-------- Material to process --------

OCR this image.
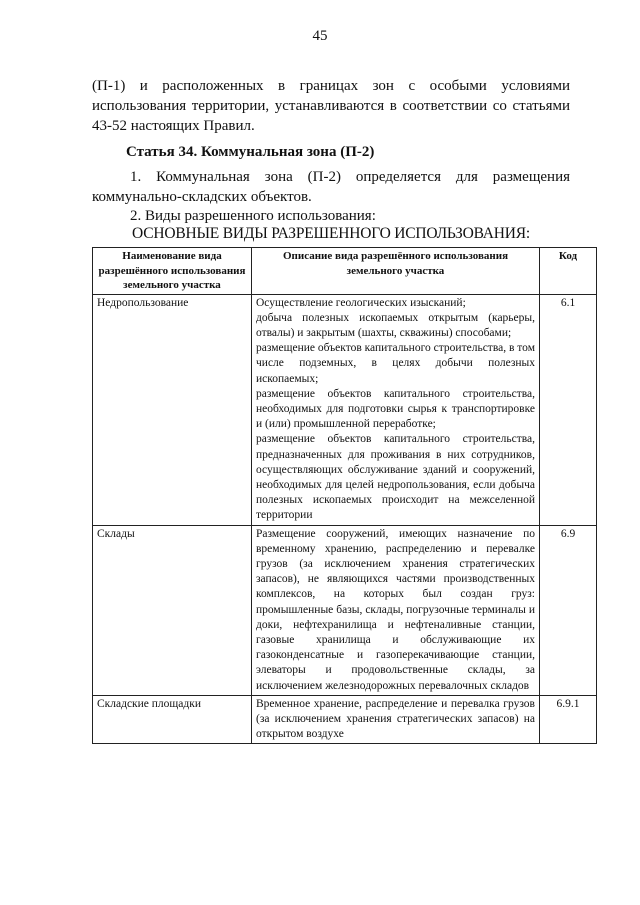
45
(П-1) и расположенных в границах зон с особыми условиями использования территории, устанавливаются в соответствии со статьями 43-52 настоящих Правил.
Статья 34. Коммунальная зона (П-2)
1. Коммунальная зона (П-2) определяется для размещения коммунально-складских объектов.
2. Виды разрешенного использования:
ОСНОВНЫЕ ВИДЫ РАЗРЕШЕННОГО ИСПОЛЬЗОВАНИЯ:
Наименование вида разрешённого использования земельного участка	Описание вида разрешённого использования земельного участка	Код
Недропользование	Осуществление геологических изысканий;
добыча полезных ископаемых открытым (карьеры, отвалы) и закрытым (шахты, скважины) способами;
размещение объектов капитального строительства, в том числе подземных, в целях добычи полезных ископаемых;
размещение объектов капитального строительства, необходимых для подготовки сырья к транспортировке и (или) промышленной переработке;
размещение объектов капитального строительства, предназначенных для проживания в них сотрудников, осуществляющих обслуживание зданий и сооружений, необходимых для целей недропользования, если добыча полезных ископаемых происходит на межселенной территории	6.1
Склады	Размещение сооружений, имеющих назначение по временному хранению, распределению и перевалке грузов (за исключением хранения стратегических запасов), не являющихся частями производственных комплексов, на которых был создан груз: промышленные базы, склады, погрузочные терминалы и доки, нефтехранилища и нефтеналивные станции, газовые хранилища и обслуживающие их газоконденсатные и газоперекачивающие станции, элеваторы и продовольственные склады, за исключением железнодорожных перевалочных складов	6.9
Складские площадки	Временное хранение, распределение и перевалка грузов (за исключением хранения стратегических запасов) на открытом воздухе	6.9.1
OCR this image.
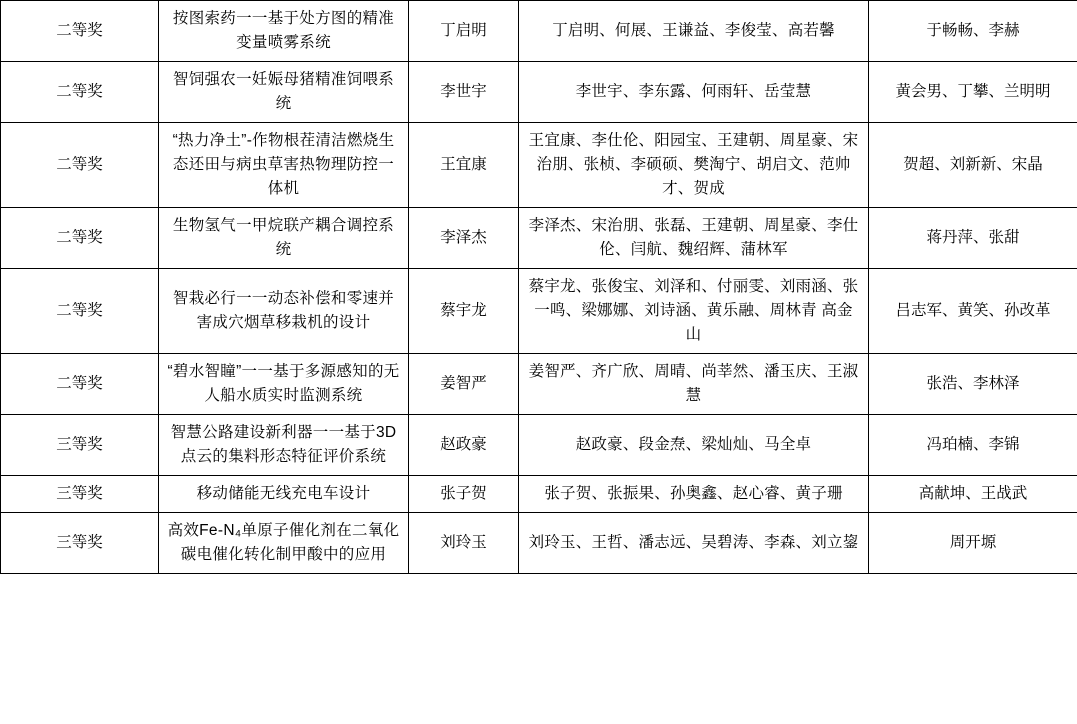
二等奖	按图索药一一基于处方图的精准变量喷雾系统	丁启明	丁启明、何展、王谦益、李俊莹、高若馨	于畅畅、李赫
二等奖	智饲强农一妊娠母猪精准饲喂系统	李世宇	李世宇、李东露、何雨轩、岳莹慧	黄会男、丁攀、兰明明
二等奖	“热力净土”-作物根茬清洁燃烧生态还田与病虫草害热物理防控一体机	王宜康	王宜康、李仕伦、阳园宝、王建朝、周星豪、宋治朋、张桢、李硕硕、樊淘宁、胡启文、范帅才、贺成	贺超、刘新新、宋晶
二等奖	生物氢气一甲烷联产耦合调控系统	李泽杰	李泽杰、宋治朋、张磊、王建朝、周星豪、李仕伦、闫航、魏绍辉、蒲林军	蒋丹萍、张甜
二等奖	智栽必行一一动态补偿和零速并害成穴烟草移栽机的设计	蔡宇龙	蔡宇龙、张俊宝、刘泽和、付丽雯、刘雨涵、张一鸣、梁娜娜、刘诗涵、黄乐融、周林青 高金山	吕志军、黄笑、孙改革
二等奖	“碧水智瞳”一一基于多源感知的无人船水质实时监测系统	姜智严	姜智严、齐广欣、周晴、尚莘然、潘玉庆、王淑慧	张浩、李林泽
三等奖	智慧公路建设新利器一一基于3D点云的集料形态特征评价系统	赵政豪	赵政豪、段金焘、梁灿灿、马全卓	冯珀楠、李锦
三等奖	移动储能无线充电车设计	张子贺	张子贺、张振果、孙奥鑫、赵心睿、黄子珊	高献坤、王战武
三等奖	高效Fe-N₄单原子催化剂在二氧化碳电催化转化制甲酸中的应用	刘玲玉	刘玲玉、王哲、潘志远、吴碧涛、李森、刘立鋆	周开塬
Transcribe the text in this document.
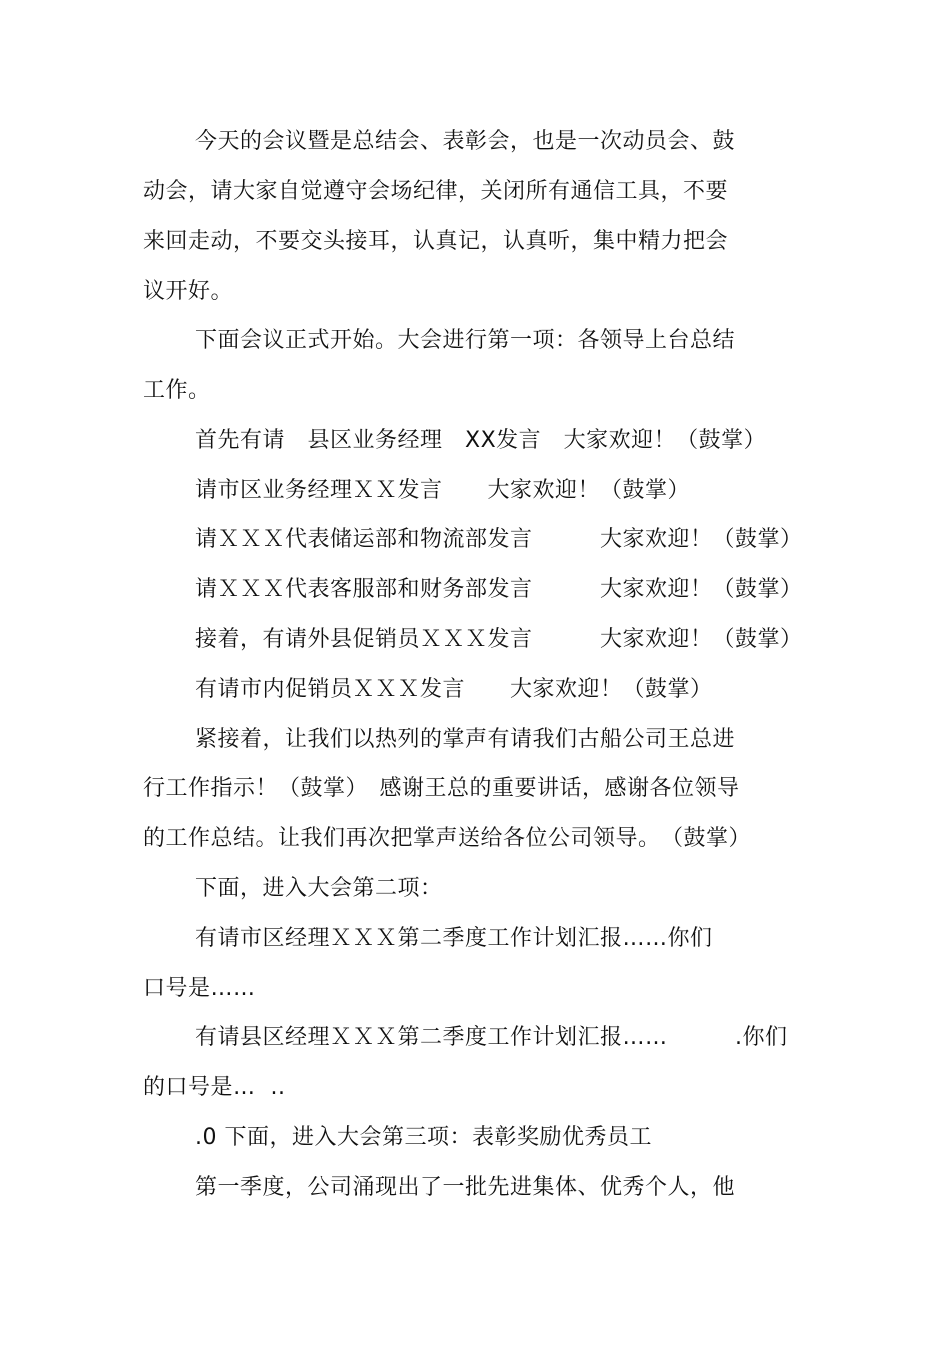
今天的会议暨是总结会、表彰会，也是一次动员会、鼓
动会，请大家自觉遵守会场纪律，关闭所有通信工具，不要
来回走动，不要交头接耳，认真记，认真听，集中精力把会
议开好。
下面会议正式开始。大会进行第一项：各领导上台总结
工作。
首先有请　县区业务经理　XX发言　大家欢迎！（鼓掌）
请市区业务经理ＸＸ发言　　大家欢迎！（鼓掌）
请ＸＸＸ代表储运部和物流部发言　　　大家欢迎！（鼓掌）
请ＸＸＸ代表客服部和财务部发言　　　大家欢迎！（鼓掌）
接着，有请外县促销员ＸＸＸ发言　　　大家欢迎！（鼓掌）
有请市内促销员ＸＸＸ发言　　大家欢迎！（鼓掌）
紧接着，让我们以热列的掌声有请我们古船公司王总进
行工作指示！（鼓掌）　感谢王总的重要讲话，感谢各位领导
的工作总结。让我们再次把掌声送给各位公司领导。　（鼓掌）
下面，进入大会第二项：
有请市区经理ＸＸＸ第二季度工作计划汇报……你们
口号是……
有请县区经理ＸＸＸ第二季度工作计划汇报……　　　.你们
的口号是…  ..
.0 下面，进入大会第三项：表彰奖励优秀员工
第一季度，公司涌现出了一批先进集体、优秀个人，他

--------

Task statement:
A faithful copy of the records above is needed, with the pictures left out.

Response to the task:
OCR this image.
45
(П-1) и расположенных в границах зон с особыми условиями использования территории, устанавливаются в соответствии со статьями 43-52 настоящих Правил.
Статья 34. Коммунальная зона (П-2)
1. Коммунальная зона (П-2) определяется для размещения коммунально-складских объектов.
2. Виды разрешенного использования:
ОСНОВНЫЕ ВИДЫ РАЗРЕШЕННОГО ИСПОЛЬЗОВАНИЯ:
Наименование вида разрешённого использования земельного участка	Описание вида разрешённого использования земельного участка	Код
Недропользование	Осуществление геологических изысканий;
добыча полезных ископаемых открытым (карьеры, отвалы) и закрытым (шахты, скважины) способами;
размещение объектов капитального строительства, в том числе подземных, в целях добычи полезных ископаемых;
размещение объектов капитального строительства, необходимых для подготовки сырья к транспортировке и (или) промышленной переработке;
размещение объектов капитального строительства, предназначенных для проживания в них сотрудников, осуществляющих обслуживание зданий и сооружений, необходимых для целей недропользования, если добыча полезных ископаемых происходит на межселенной территории	6.1
Склады	Размещение сооружений, имеющих назначение по временному хранению, распределению и перевалке грузов (за исключением хранения стратегических запасов), не являющихся частями производственных комплексов, на которых был создан груз: промышленные базы, склады, погрузочные терминалы и доки, нефтехранилища и нефтеналивные станции, газовые хранилища и обслуживающие их газоконденсатные и газоперекачивающие станции, элеваторы и продовольственные склады, за исключением железнодорожных перевалочных складов	6.9
Складские площадки	Временное хранение, распределение и перевалка грузов (за исключением хранения стратегических запасов) на открытом воздухе	6.9.1
OCR this image.
二等奖	按图索药一一基于处方图的精准变量喷雾系统	丁启明	丁启明、何展、王谦益、李俊莹、高若馨	于畅畅、李赫
二等奖	智饲强农一妊娠母猪精准饲喂系统	李世宇	李世宇、李东露、何雨轩、岳莹慧	黄会男、丁攀、兰明明
二等奖	“热力净土”-作物根茬清洁燃烧生态还田与病虫草害热物理防控一体机	王宜康	王宜康、李仕伦、阳园宝、王建朝、周星豪、宋治朋、张桢、李硕硕、樊淘宁、胡启文、范帅才、贺成	贺超、刘新新、宋晶
二等奖	生物氢气一甲烷联产耦合调控系统	李泽杰	李泽杰、宋治朋、张磊、王建朝、周星豪、李仕伦、闫航、魏绍辉、蒲林军	蒋丹萍、张甜
二等奖	智栽必行一一动态补偿和零速并害成穴烟草移栽机的设计	蔡宇龙	蔡宇龙、张俊宝、刘泽和、付丽雯、刘雨涵、张一鸣、梁娜娜、刘诗涵、黄乐融、周林青 高金山	吕志军、黄笑、孙改革
二等奖	“碧水智瞳”一一基于多源感知的无人船水质实时监测系统	姜智严	姜智严、齐广欣、周晴、尚莘然、潘玉庆、王淑慧	张浩、李林泽
三等奖	智慧公路建设新利器一一基于3D点云的集料形态特征评价系统	赵政豪	赵政豪、段金焘、梁灿灿、马全卓	冯珀楠、李锦
三等奖	移动储能无线充电车设计	张子贺	张子贺、张振果、孙奥鑫、赵心睿、黄子珊	高献坤、王战武
三等奖	高效Fe-N₄单原子催化剂在二氧化碳电催化转化制甲酸中的应用	刘玲玉	刘玲玉、王哲、潘志远、吴碧涛、李森、刘立鋆	周开塬
Transcribe the text in this document.
今天的会议暨是总结会、表彰会，也是一次动员会、鼓
动会，请大家自觉遵守会场纪律，关闭所有通信工具，不要
来回走动，不要交头接耳，认真记，认真听，集中精力把会
议开好。
下面会议正式开始。大会进行第一项：各领导上台总结
工作。
首先有请　县区业务经理　XX发言　大家欢迎！（鼓掌）
请市区业务经理ＸＸ发言　　大家欢迎！（鼓掌）
请ＸＸＸ代表储运部和物流部发言　　　大家欢迎！（鼓掌）
请ＸＸＸ代表客服部和财务部发言　　　大家欢迎！（鼓掌）
接着，有请外县促销员ＸＸＸ发言　　　大家欢迎！（鼓掌）
有请市内促销员ＸＸＸ发言　　大家欢迎！（鼓掌）
紧接着，让我们以热列的掌声有请我们古船公司王总进
行工作指示！（鼓掌）　感谢王总的重要讲话，感谢各位领导
的工作总结。让我们再次把掌声送给各位公司领导。　（鼓掌）
下面，进入大会第二项：
有请市区经理ＸＸＸ第二季度工作计划汇报……你们
口号是……
有请县区经理ＸＸＸ第二季度工作计划汇报……　　　.你们
的口号是…  ..
.0 下面，进入大会第三项：表彰奖励优秀员工
第一季度，公司涌现出了一批先进集体、优秀个人，他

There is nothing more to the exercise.